Every line of the material is to be quoted verbatim, minus the pictures.

>> begin Task material

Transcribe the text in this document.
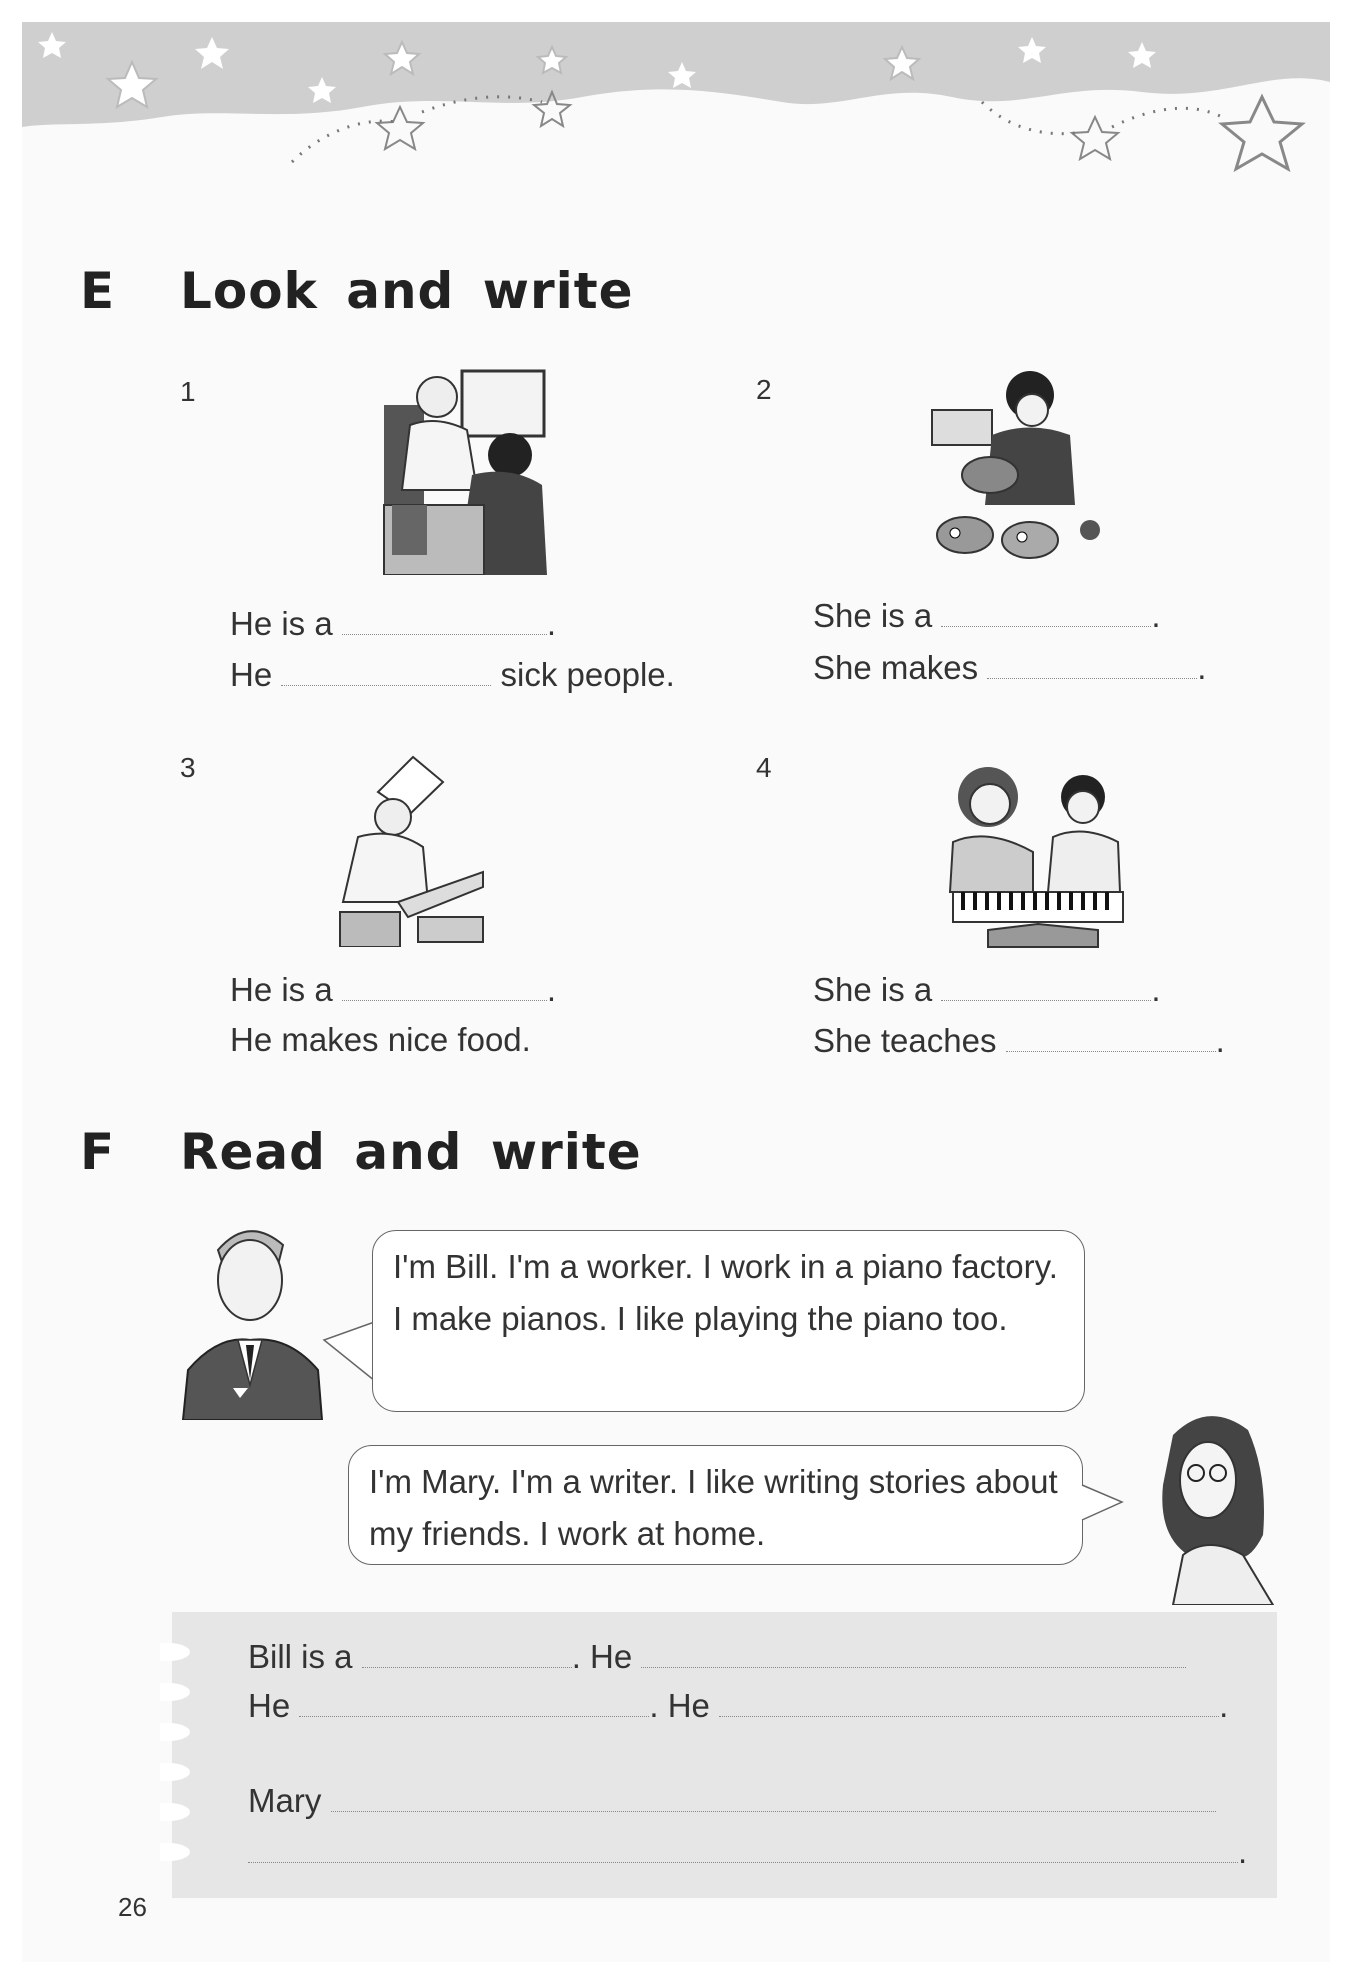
E Look and write
1
He is a	.
He	sick people.
2
She is a	.
She makes	.
3
He is a	.
He makes nice food.
4
She is a	.
She teaches	.
F Read and write
I'm Bill. I'm a worker. I work in a piano factory. I make pianos. I like playing the piano too.
I'm Mary. I'm a writer. I like writing stories about my friends. I work at home.
Bill is a	. He
He	. He	.
Mary
.
26
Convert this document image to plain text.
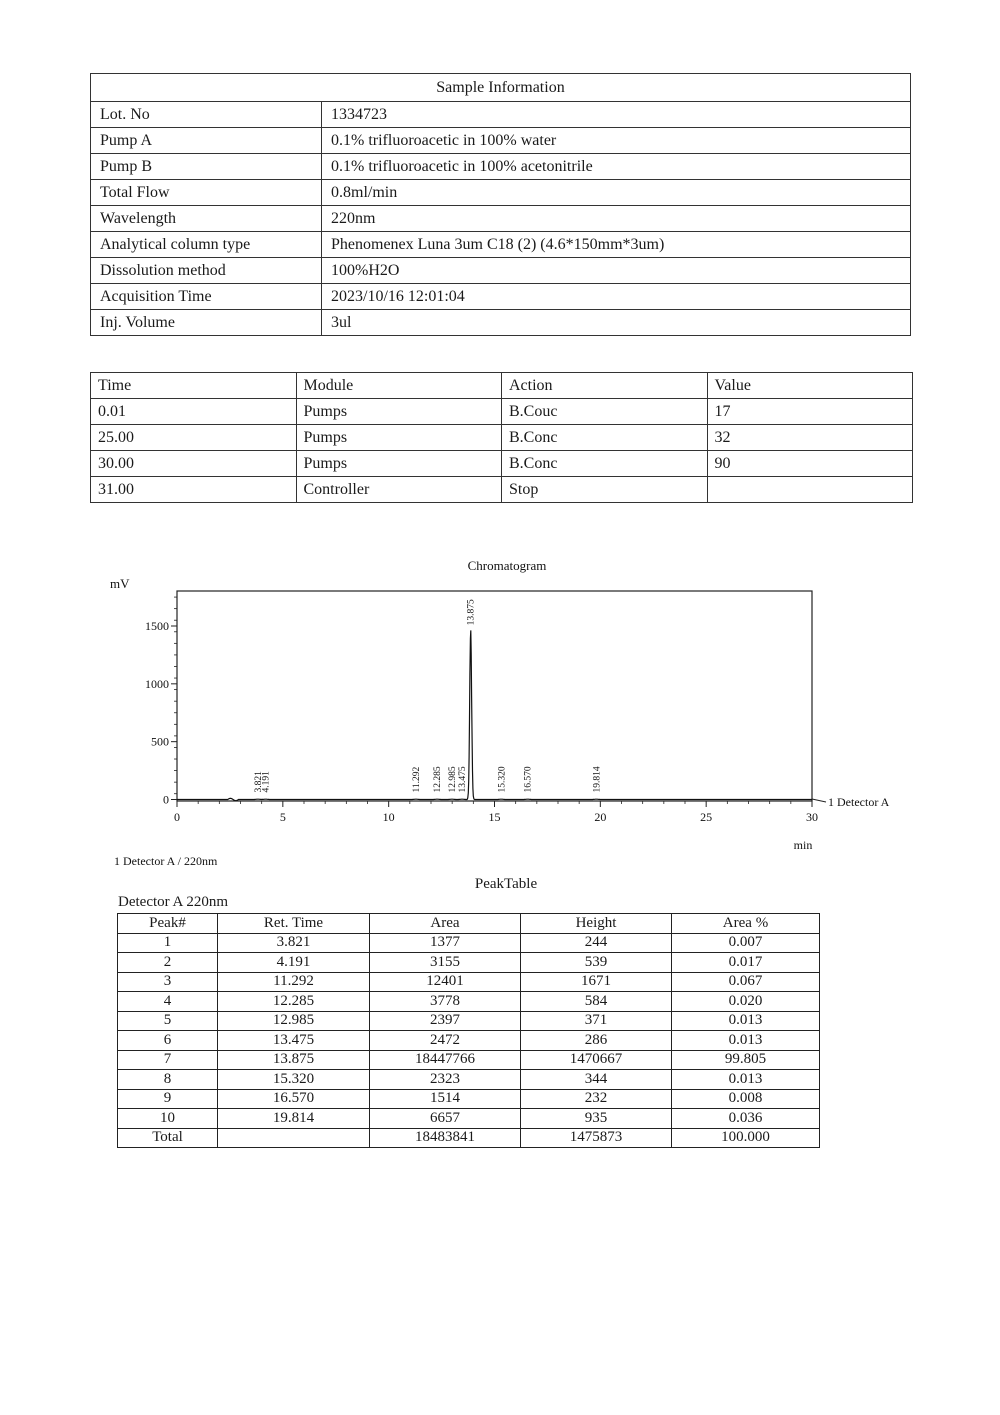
Sample Information	
Lot. No	1334723
Pump A	0.1% trifluoroacetic in 100% water
Pump B	0.1% trifluoroacetic in 100% acetonitrile
Total Flow	0.8ml/min
Wavelength	220nm
Analytical column type	Phenomenex Luna 3um C18 (2) (4.6*150mm*3um)
Dissolution method	100%H2O
Acquisition Time	2023/10/16 12:01:04
Inj. Volume	3ul
Time	Module	Action	Value
0.01	Pumps	B.Couc	17
25.00	Pumps	B.Conc	32
30.00	Pumps	B.Conc	90
31.00	Controller	Stop	
Chromatogram
mV
0
500
1000
1500
0	5	10	15	20	25	30
3.821
4.191	11.292 12.285 12.985 13.475
13.875
15.320 16.570	19.814
1 Detector A
min
1 Detector A / 220nm
PeakTable
Detector A 220nm
Peak#	Ret. Time	Area	Height	Area %
1	3.821	1377	244	0.007
2	4.191	3155	539	0.017
3	11.292	12401	1671	0.067
4	12.285	3778	584	0.020
5	12.985	2397	371	0.013
6	13.475	2472	286	0.013
7	13.875	18447766	1470667	99.805
8	15.320	2323	344	0.013
9	16.570	1514	232	0.008
10	19.814	6657	935	0.036
Total		18483841	1475873	100.000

>> end Task material

Final result >>
Transcribe the text in this document.
E Look and write
1
He is a	.
He	sick people.
2
She is a	.
She makes	.
3
He is a	.
He makes nice food.
4
She is a	.
She teaches	.
F Read and write
I'm Bill. I'm a worker. I work in a piano factory. I make pianos. I like playing the piano too.
I'm Mary. I'm a writer. I like writing stories about my friends. I work at home.
Bill is a	. He
He	. He	.
Mary
.
26
Convert this document image to plain text.
Sample Information	
Lot. No	1334723
Pump A	0.1% trifluoroacetic in 100% water
Pump B	0.1% trifluoroacetic in 100% acetonitrile
Total Flow	0.8ml/min
Wavelength	220nm
Analytical column type	Phenomenex Luna 3um C18 (2) (4.6*150mm*3um)
Dissolution method	100%H2O
Acquisition Time	2023/10/16 12:01:04
Inj. Volume	3ul
Time	Module	Action	Value
0.01	Pumps	B.Couc	17
25.00	Pumps	B.Conc	32
30.00	Pumps	B.Conc	90
31.00	Controller	Stop	
Chromatogram
mV
0
500
1000
1500
0	5	10	15	20	25	30
3.821
4.191	11.292 12.285 12.985 13.475
13.875
15.320 16.570	19.814
1 Detector A
min
1 Detector A / 220nm
PeakTable
Detector A 220nm
Peak#	Ret. Time	Area	Height	Area %
1	3.821	1377	244	0.007
2	4.191	3155	539	0.017
3	11.292	12401	1671	0.067
4	12.285	3778	584	0.020
5	12.985	2397	371	0.013
6	13.475	2472	286	0.013
7	13.875	18447766	1470667	99.805
8	15.320	2323	344	0.013
9	16.570	1514	232	0.008
10	19.814	6657	935	0.036
Total		18483841	1475873	100.000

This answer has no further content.